- _DIRECTIONS FOR THIS TASK_
Isolate every line in the records below with "Started" in it.

** BEGIN SOURCE RECORDS **

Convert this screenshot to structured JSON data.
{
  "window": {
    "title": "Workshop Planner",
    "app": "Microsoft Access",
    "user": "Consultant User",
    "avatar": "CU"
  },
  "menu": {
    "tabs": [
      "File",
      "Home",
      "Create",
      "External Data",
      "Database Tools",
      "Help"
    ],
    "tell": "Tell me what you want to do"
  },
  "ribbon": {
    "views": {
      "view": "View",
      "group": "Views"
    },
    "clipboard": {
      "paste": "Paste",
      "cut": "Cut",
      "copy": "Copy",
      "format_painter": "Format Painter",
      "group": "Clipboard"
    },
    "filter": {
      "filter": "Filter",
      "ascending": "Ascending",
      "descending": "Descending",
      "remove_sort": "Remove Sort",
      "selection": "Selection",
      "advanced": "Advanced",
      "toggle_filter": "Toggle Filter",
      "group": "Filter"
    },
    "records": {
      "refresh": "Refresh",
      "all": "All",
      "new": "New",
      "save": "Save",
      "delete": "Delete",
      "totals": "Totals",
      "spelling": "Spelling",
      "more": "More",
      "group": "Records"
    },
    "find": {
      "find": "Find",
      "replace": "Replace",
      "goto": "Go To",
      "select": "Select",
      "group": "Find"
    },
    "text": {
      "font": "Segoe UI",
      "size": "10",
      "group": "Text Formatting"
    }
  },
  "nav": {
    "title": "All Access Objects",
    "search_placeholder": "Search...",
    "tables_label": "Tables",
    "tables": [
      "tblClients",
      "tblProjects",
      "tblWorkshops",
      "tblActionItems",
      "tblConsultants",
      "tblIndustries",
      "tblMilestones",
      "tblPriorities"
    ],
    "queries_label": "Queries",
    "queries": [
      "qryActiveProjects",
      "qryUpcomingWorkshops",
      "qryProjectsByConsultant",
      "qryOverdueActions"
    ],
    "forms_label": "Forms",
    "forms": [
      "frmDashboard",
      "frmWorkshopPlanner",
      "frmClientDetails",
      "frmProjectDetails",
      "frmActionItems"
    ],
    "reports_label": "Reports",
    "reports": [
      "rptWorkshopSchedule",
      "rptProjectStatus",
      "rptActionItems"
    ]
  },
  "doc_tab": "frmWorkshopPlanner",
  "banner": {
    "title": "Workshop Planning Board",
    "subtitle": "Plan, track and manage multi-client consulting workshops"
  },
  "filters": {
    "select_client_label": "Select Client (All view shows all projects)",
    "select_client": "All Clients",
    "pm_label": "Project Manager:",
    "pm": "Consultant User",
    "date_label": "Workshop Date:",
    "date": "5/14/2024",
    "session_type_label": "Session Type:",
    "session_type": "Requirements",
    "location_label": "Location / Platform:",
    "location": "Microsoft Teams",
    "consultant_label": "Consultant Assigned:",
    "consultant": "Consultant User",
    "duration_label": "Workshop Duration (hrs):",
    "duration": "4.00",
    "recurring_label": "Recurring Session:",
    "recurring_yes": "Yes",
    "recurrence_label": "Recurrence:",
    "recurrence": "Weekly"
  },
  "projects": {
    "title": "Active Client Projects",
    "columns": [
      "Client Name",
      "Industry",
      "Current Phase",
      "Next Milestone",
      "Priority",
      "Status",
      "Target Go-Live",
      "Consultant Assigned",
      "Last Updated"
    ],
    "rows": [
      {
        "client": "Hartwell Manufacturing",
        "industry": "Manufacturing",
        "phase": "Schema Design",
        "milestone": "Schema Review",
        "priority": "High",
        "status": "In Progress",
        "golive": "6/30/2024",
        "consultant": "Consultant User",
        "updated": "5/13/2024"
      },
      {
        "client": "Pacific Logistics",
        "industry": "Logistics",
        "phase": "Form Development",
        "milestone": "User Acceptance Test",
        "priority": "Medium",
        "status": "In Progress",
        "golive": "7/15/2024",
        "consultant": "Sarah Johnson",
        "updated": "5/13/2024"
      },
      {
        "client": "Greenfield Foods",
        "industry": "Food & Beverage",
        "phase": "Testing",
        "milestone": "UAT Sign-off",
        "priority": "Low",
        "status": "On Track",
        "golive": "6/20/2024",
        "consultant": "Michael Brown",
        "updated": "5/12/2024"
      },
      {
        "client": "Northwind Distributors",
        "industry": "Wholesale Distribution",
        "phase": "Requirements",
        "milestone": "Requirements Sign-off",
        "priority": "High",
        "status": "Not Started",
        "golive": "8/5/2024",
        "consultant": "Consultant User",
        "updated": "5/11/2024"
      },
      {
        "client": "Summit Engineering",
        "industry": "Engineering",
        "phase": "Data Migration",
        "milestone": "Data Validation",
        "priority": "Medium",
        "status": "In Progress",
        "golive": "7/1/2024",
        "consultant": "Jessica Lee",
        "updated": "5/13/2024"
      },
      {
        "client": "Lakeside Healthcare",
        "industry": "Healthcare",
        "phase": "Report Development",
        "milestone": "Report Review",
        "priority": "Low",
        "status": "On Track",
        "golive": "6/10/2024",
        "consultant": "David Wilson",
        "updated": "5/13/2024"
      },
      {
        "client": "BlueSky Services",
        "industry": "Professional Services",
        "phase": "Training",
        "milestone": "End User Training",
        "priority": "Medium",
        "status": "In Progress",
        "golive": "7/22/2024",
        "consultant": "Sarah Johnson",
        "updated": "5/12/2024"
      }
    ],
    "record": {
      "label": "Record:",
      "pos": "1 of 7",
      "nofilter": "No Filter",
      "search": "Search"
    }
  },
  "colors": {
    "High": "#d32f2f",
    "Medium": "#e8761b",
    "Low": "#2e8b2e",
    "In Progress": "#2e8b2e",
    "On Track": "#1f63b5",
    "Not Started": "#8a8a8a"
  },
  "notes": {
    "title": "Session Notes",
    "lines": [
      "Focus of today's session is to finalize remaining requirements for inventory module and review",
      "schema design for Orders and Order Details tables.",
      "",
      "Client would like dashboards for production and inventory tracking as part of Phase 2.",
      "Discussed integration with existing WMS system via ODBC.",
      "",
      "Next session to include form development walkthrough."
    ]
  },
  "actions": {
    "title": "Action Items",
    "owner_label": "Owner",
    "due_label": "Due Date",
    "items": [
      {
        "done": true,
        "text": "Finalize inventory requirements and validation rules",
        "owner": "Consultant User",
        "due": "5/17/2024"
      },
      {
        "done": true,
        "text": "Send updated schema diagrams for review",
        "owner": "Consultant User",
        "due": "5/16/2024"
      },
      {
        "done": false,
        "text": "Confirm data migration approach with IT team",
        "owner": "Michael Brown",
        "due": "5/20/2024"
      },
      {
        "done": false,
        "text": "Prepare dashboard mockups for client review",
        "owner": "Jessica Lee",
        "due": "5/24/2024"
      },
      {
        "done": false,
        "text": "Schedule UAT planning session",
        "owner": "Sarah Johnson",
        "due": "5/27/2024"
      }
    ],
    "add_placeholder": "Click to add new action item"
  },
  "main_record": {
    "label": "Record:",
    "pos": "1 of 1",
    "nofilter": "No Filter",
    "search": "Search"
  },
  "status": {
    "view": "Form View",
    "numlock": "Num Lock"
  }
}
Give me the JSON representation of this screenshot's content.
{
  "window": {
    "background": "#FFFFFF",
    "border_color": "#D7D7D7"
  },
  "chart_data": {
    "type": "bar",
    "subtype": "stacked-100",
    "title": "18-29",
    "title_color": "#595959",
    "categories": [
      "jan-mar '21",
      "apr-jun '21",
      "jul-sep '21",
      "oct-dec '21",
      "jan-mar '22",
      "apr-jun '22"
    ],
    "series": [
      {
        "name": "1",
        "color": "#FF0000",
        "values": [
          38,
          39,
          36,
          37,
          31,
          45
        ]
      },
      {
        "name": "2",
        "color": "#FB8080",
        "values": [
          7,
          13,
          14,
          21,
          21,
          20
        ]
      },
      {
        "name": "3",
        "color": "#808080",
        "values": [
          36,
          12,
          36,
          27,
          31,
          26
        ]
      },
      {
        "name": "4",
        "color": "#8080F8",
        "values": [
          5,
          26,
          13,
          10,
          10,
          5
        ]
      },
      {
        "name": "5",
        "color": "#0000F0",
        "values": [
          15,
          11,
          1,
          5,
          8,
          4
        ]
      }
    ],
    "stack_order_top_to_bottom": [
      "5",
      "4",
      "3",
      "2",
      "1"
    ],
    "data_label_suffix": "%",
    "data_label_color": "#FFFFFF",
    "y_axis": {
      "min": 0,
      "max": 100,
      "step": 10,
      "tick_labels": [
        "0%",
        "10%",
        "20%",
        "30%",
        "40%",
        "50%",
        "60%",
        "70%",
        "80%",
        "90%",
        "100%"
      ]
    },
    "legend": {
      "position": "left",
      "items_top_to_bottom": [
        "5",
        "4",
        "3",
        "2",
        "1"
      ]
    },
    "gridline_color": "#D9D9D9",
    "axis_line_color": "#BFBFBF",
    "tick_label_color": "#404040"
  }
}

** END SOURCE RECORDS **

- _RESPONSE BELOW_
        "status": "Not Started",
    "Not Started": "#8a8a8a"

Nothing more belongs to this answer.